**Records provided:**
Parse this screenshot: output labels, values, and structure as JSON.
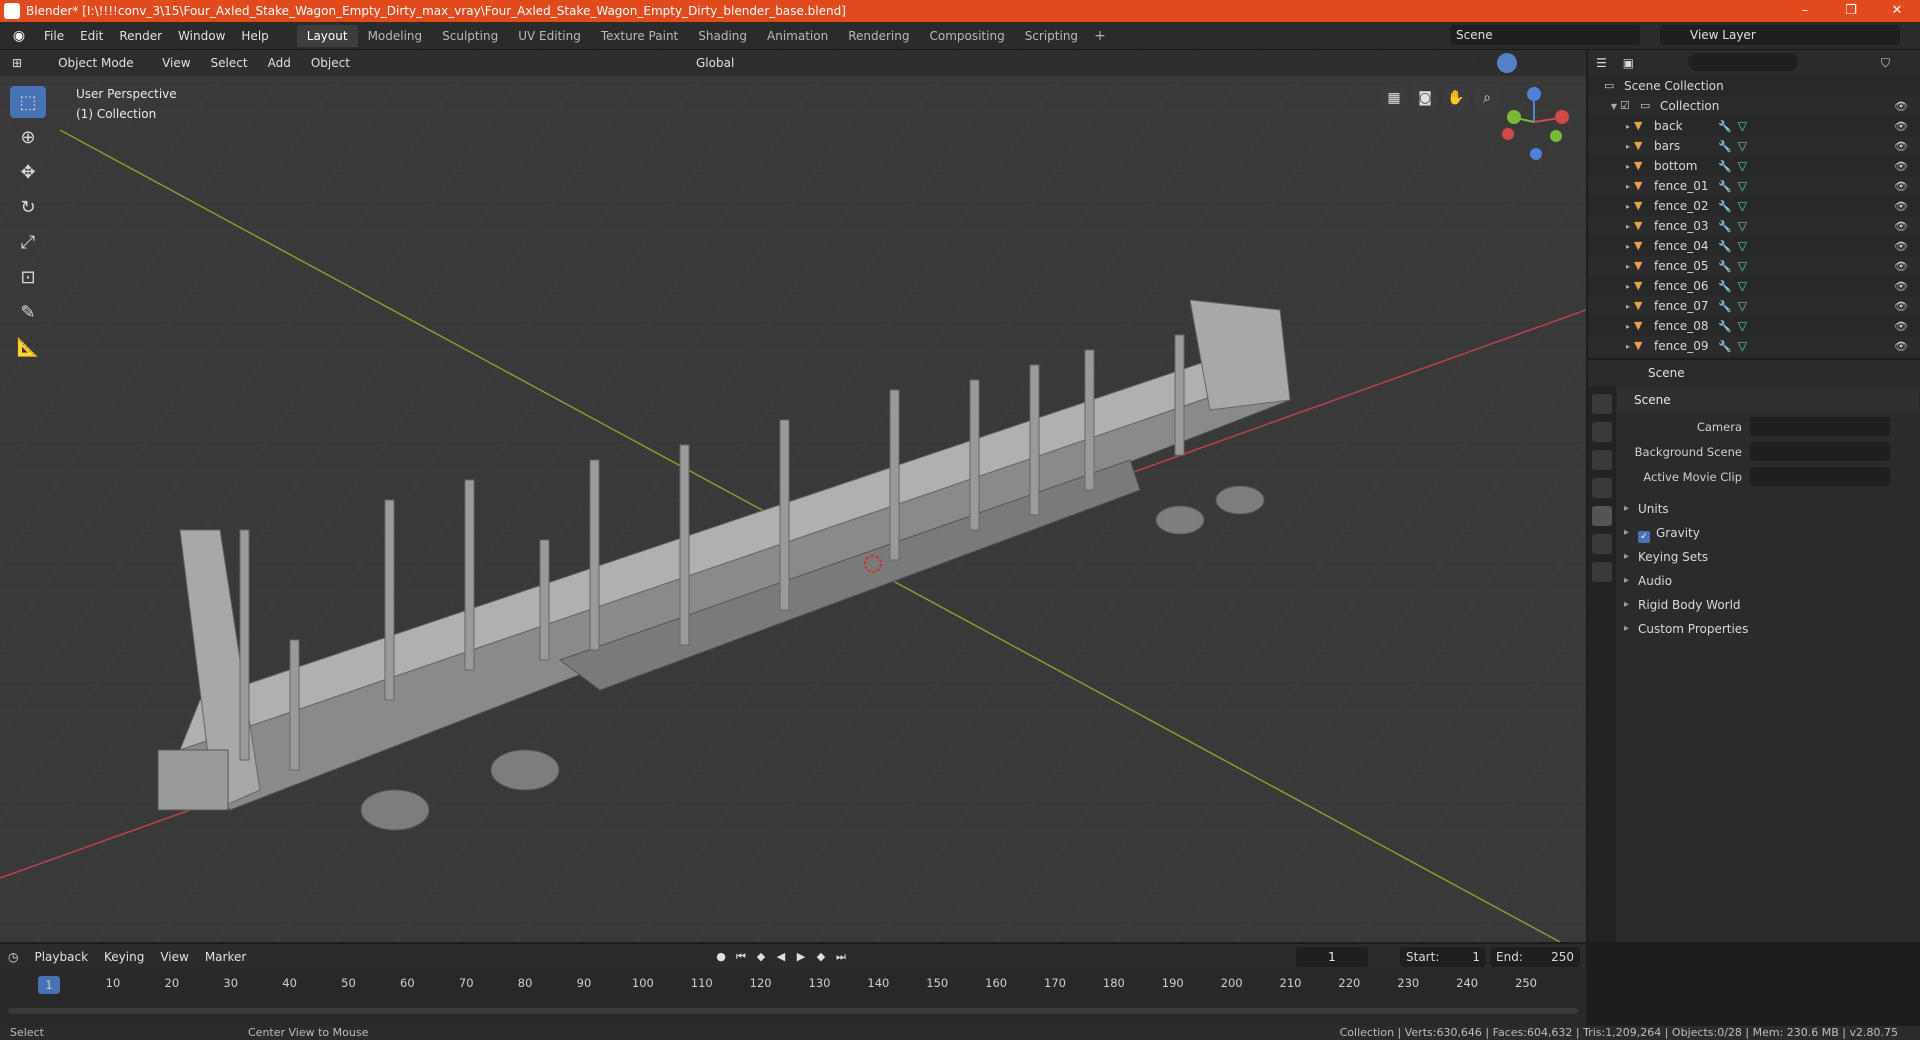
{
  "window": {
    "title": "Blender* [I:\\!!!!conv_3\\15\\Four_Axled_Stake_Wagon_Empty_Dirty_max_vray\\Four_Axled_Stake_Wagon_Empty_Dirty_blender_base.blend]",
    "minimize": "–",
    "maximize": "❐",
    "close": "✕"
  },
  "menu": [
    "File",
    "Edit",
    "Render",
    "Window",
    "Help"
  ],
  "workspaces": [
    "Layout",
    "Modeling",
    "Sculpting",
    "UV Editing",
    "Texture Paint",
    "Shading",
    "Animation",
    "Rendering",
    "Compositing",
    "Scripting"
  ],
  "active_workspace": "Layout",
  "scene_name": "Scene",
  "view_layer": "View Layer",
  "viewport": {
    "mode": "Object Mode",
    "menus": [
      "View",
      "Select",
      "Add",
      "Object"
    ],
    "orientation": "Global",
    "perspective": "User Perspective",
    "collection": "(1) Collection"
  },
  "outliner": {
    "root": "Scene Collection",
    "collection": "Collection",
    "items": [
      "back",
      "bars",
      "bottom",
      "fence_01",
      "fence_02",
      "fence_03",
      "fence_04",
      "fence_05",
      "fence_06",
      "fence_07",
      "fence_08",
      "fence_09"
    ]
  },
  "properties": {
    "header": "Scene",
    "panel": "Scene",
    "fields": [
      {
        "label": "Camera"
      },
      {
        "label": "Background Scene"
      },
      {
        "label": "Active Movie Clip"
      }
    ],
    "subpanels": [
      "Units",
      "Gravity",
      "Keying Sets",
      "Audio",
      "Rigid Body World",
      "Custom Properties"
    ],
    "gravity_checked": true
  },
  "timeline": {
    "menus": [
      "Playback",
      "Keying",
      "View",
      "Marker"
    ],
    "current_frame": "1",
    "start_label": "Start:",
    "start": "1",
    "end_label": "End:",
    "end": "250",
    "ticks": [
      "1",
      "10",
      "20",
      "30",
      "40",
      "50",
      "60",
      "70",
      "80",
      "90",
      "100",
      "110",
      "120",
      "130",
      "140",
      "150",
      "160",
      "170",
      "180",
      "190",
      "200",
      "210",
      "220",
      "230",
      "240",
      "250"
    ]
  },
  "status": {
    "left": "Select",
    "mid": "Center View to Mouse",
    "stats": "Collection | Verts:630,646 | Faces:604,632 | Tris:1,209,264 | Objects:0/28 | Mem: 230.6 MB | v2.80.75"
  },
  "colors": {
    "accent": "#4772b3",
    "titlebar": "#e04a1c",
    "axis_x": "#c9414a",
    "axis_y": "#8ab83a"
  }
}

**Given instruction:**
Reproduce every record above exactly, omitting the pictures.

**Reply:**
Parse this screenshot: output labels, values, and structure as JSON.
{
  "window": {
    "title": "Blender* [I:\\!!!!conv_3\\15\\Four_Axled_Stake_Wagon_Empty_Dirty_max_vray\\Four_Axled_Stake_Wagon_Empty_Dirty_blender_base.blend]",
    "minimize": "–",
    "maximize": "❐",
    "close": "✕"
  },
  "menu": [
    "File",
    "Edit",
    "Render",
    "Window",
    "Help"
  ],
  "workspaces": [
    "Layout",
    "Modeling",
    "Sculpting",
    "UV Editing",
    "Texture Paint",
    "Shading",
    "Animation",
    "Rendering",
    "Compositing",
    "Scripting"
  ],
  "active_workspace": "Layout",
  "scene_name": "Scene",
  "view_layer": "View Layer",
  "viewport": {
    "mode": "Object Mode",
    "menus": [
      "View",
      "Select",
      "Add",
      "Object"
    ],
    "orientation": "Global",
    "perspective": "User Perspective",
    "collection": "(1) Collection"
  },
  "outliner": {
    "root": "Scene Collection",
    "collection": "Collection",
    "items": [
      "back",
      "bars",
      "bottom",
      "fence_01",
      "fence_02",
      "fence_03",
      "fence_04",
      "fence_05",
      "fence_06",
      "fence_07",
      "fence_08",
      "fence_09"
    ]
  },
  "properties": {
    "header": "Scene",
    "panel": "Scene",
    "fields": [
      {
        "label": "Camera"
      },
      {
        "label": "Background Scene"
      },
      {
        "label": "Active Movie Clip"
      }
    ],
    "subpanels": [
      "Units",
      "Gravity",
      "Keying Sets",
      "Audio",
      "Rigid Body World",
      "Custom Properties"
    ],
    "gravity_checked": true
  },
  "timeline": {
    "menus": [
      "Playback",
      "Keying",
      "View",
      "Marker"
    ],
    "current_frame": "1",
    "start_label": "Start:",
    "start": "1",
    "end_label": "End:",
    "end": "250",
    "ticks": [
      "1",
      "10",
      "20",
      "30",
      "40",
      "50",
      "60",
      "70",
      "80",
      "90",
      "100",
      "110",
      "120",
      "130",
      "140",
      "150",
      "160",
      "170",
      "180",
      "190",
      "200",
      "210",
      "220",
      "230",
      "240",
      "250"
    ]
  },
  "status": {
    "left": "Select",
    "mid": "Center View to Mouse",
    "stats": "Collection | Verts:630,646 | Faces:604,632 | Tris:1,209,264 | Objects:0/28 | Mem: 230.6 MB | v2.80.75"
  },
  "colors": {
    "accent": "#4772b3",
    "titlebar": "#e04a1c",
    "axis_x": "#c9414a",
    "axis_y": "#8ab83a"
  }
}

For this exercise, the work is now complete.